GIVEN TASK
Show all lines holding "Imagen".

##### RECORDS FOR THE EXERCISE #####

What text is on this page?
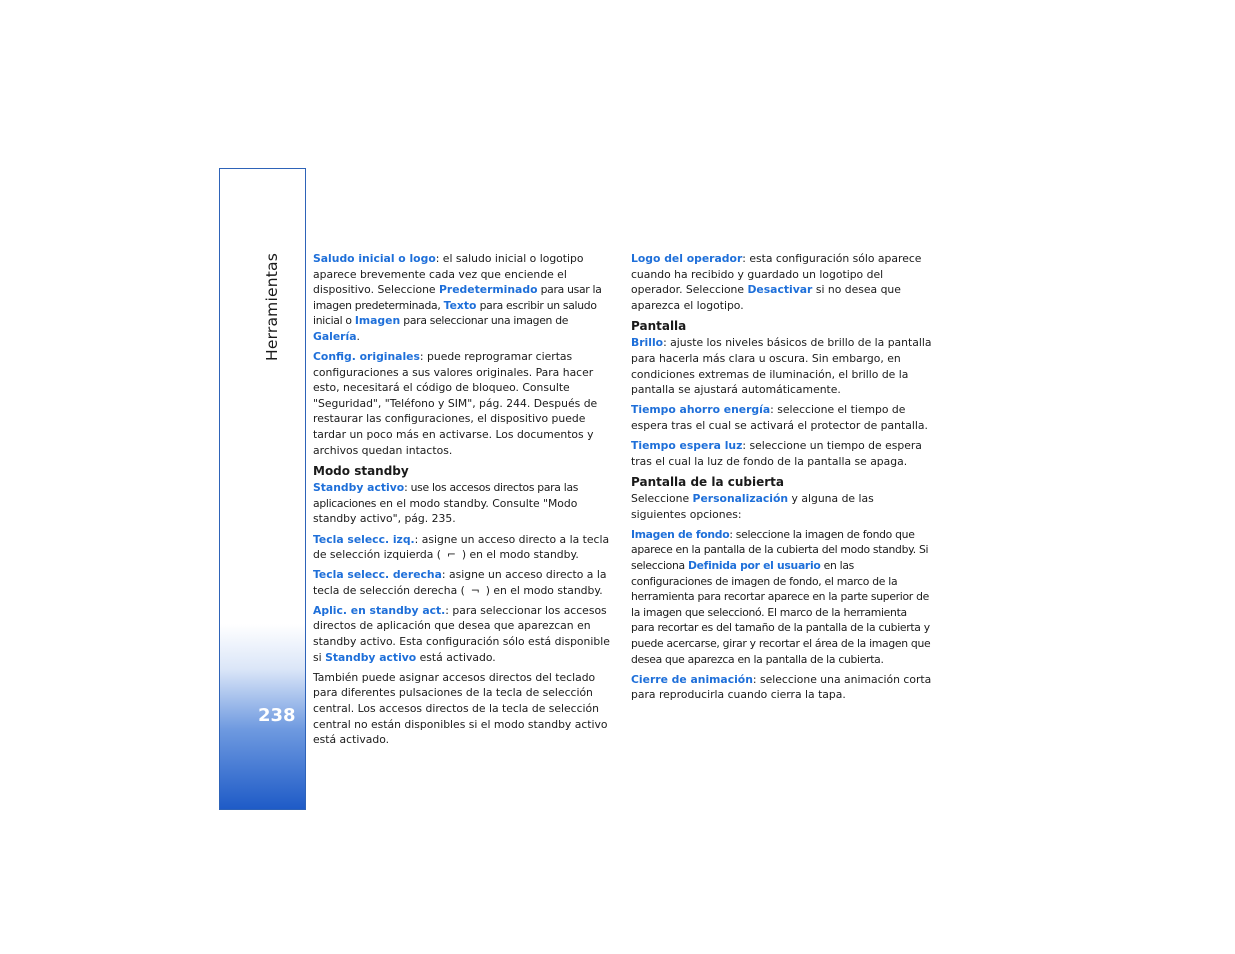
Herramientas
238

Saludo inicial o logo: el saludo inicial o logotipo aparece brevemente cada vez que enciende el dispositivo. Seleccione Predeterminado para usar la imagen predeterminada, Texto para escribir un saludo inicial o Imagen para seleccionar una imagen de Galería.

Config. originales: puede reprogramar ciertas configuraciones a sus valores originales. Para hacer esto, necesitará el código de bloqueo. Consulte "Seguridad", "Teléfono y SIM", pág. 244. Después de restaurar las configuraciones, el dispositivo puede tardar un poco más en activarse. Los documentos y archivos quedan intactos.

Modo standby

Standby activo: use los accesos directos para las aplicaciones en el modo standby. Consulte "Modo standby activo", pág. 235.

Tecla selecc. izq.: asigne un acceso directo a la tecla de selección izquierda ( ⌐ ) en el modo standby.

Tecla selecc. derecha: asigne un acceso directo a la tecla de selección derecha ( ¬ ) en el modo standby.

Aplic. en standby act.: para seleccionar los accesos directos de aplicación que desea que aparezcan en standby activo. Esta configuración sólo está disponible si Standby activo está activado.

También puede asignar accesos directos del teclado para diferentes pulsaciones de la tecla de selección central. Los accesos directos de la tecla de selección central no están disponibles si el modo standby activo está activado.

Logo del operador: esta configuración sólo aparece cuando ha recibido y guardado un logotipo del operador. Seleccione Desactivar si no desea que aparezca el logotipo.

Pantalla

Brillo: ajuste los niveles básicos de brillo de la pantalla para hacerla más clara u oscura. Sin embargo, en condiciones extremas de iluminación, el brillo de la pantalla se ajustará automáticamente.

Tiempo ahorro energía: seleccione el tiempo de espera tras el cual se activará el protector de pantalla.

Tiempo espera luz: seleccione un tiempo de espera tras el cual la luz de fondo de la pantalla se apaga.

Pantalla de la cubierta

Seleccione Personalización y alguna de las siguientes opciones:

Imagen de fondo: seleccione la imagen de fondo que aparece en la pantalla de la cubierta del modo standby. Si selecciona Definida por el usuario en las configuraciones de imagen de fondo, el marco de la herramienta para recortar aparece en la parte superior de la imagen que seleccionó. El marco de la herramienta para recortar es del tamaño de la pantalla de la cubierta y puede acercarse, girar y recortar el área de la imagen que desea que aparezca en la pantalla de la cubierta.

Cierre de animación: seleccione una animación corta para reproducirla cuando cierra la tapa.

#####

SOLUTION
Saludo inicial o logo: el saludo inicial o logotipo aparece brevemente cada vez que enciende el dispositivo. Seleccione Predeterminado para usar la imagen predeterminada, Texto para escribir un saludo inicial o Imagen para seleccionar una imagen de Galería.
Imagen de fondo: seleccione la imagen de fondo que aparece en la pantalla de la cubierta del modo standby. Si selecciona Definida por el usuario en las configuraciones de imagen de fondo, el marco de la herramienta para recortar aparece en la parte superior de la imagen que seleccionó. El marco de la herramienta para recortar es del tamaño de la pantalla de la cubierta y puede acercarse, girar y recortar el área de la imagen que desea que aparezca en la pantalla de la cubierta.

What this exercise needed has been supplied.